> **WHAT IS REQUIRED**
Gather from the material every line that contains the string "brut".
--- Begin GIVEN ENTRIES ---
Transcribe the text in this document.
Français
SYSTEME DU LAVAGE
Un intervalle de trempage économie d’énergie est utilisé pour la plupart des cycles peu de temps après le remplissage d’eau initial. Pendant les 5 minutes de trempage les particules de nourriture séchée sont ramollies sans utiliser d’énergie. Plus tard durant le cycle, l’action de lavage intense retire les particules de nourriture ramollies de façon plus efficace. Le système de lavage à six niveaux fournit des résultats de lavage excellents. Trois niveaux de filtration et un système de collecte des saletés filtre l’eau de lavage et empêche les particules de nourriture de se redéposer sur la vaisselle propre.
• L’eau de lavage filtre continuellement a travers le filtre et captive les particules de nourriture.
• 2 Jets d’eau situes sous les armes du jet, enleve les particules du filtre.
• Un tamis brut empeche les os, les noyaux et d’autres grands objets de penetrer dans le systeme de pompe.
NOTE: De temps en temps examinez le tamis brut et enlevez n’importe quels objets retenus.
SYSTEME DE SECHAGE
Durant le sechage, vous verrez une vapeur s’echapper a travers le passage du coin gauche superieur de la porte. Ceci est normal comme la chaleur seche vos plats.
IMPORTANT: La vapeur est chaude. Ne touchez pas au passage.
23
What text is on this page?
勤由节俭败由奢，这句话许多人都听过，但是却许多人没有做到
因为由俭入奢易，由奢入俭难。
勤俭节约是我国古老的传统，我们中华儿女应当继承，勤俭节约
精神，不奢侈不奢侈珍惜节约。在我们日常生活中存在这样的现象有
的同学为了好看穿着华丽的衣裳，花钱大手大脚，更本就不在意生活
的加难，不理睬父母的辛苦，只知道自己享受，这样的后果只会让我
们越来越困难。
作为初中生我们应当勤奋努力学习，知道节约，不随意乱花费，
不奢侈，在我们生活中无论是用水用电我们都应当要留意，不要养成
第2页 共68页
--- End GIVEN ENTRIES ---
> **COMPLETED EXERCISE**
• Un tamis brut empeche les os, les noyaux et d’autres grands objets de penetrer dans le systeme de pompe.
NOTE: De temps en temps examinez le tamis brut et enlevez n’importe quels objets retenus.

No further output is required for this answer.